GIVEN INSTRUCTION: Filter out everything except lines holding "placeholder".

(Extracted records)
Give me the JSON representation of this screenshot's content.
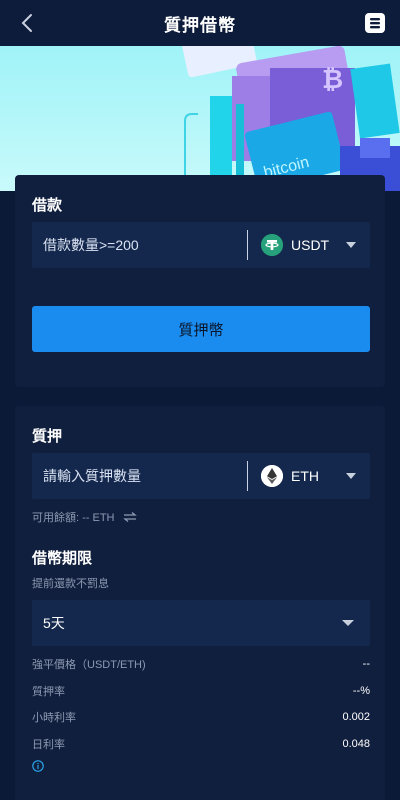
{
  "header": {
    "title": "質押借幣"
  },
  "loan": {
    "section_title": "借款",
    "placeholder": "借款數量>=200",
    "coin": "USDT",
    "coin_color": "#26a17b",
    "button_label": "質押幣"
  },
  "pledge": {
    "section_title": "質押",
    "placeholder": "請輸入質押數量",
    "coin": "ETH",
    "available_label": "可用餘額: -- ETH",
    "term_title": "借幣期限",
    "term_subtitle": "提前還款不罰息",
    "term_selected": "5天",
    "rows": [
      {
        "label": "強平價格（USDT/ETH)",
        "value": "--"
      },
      {
        "label": "質押率",
        "value": "--%"
      },
      {
        "label": "小時利率",
        "value": "0.002"
      },
      {
        "label": "日利率",
        "value": "0.048"
      }
    ]
  },
  "colors": {
    "accent": "#1a8cf0",
    "background": "#0b1a36",
    "card": "#101f3d",
    "field": "#14284d",
    "info": "#2aa3e8"
  }
}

TASK RESPONSE:
    "placeholder": "借款數量>=200",
    "placeholder": "請輸入質押數量",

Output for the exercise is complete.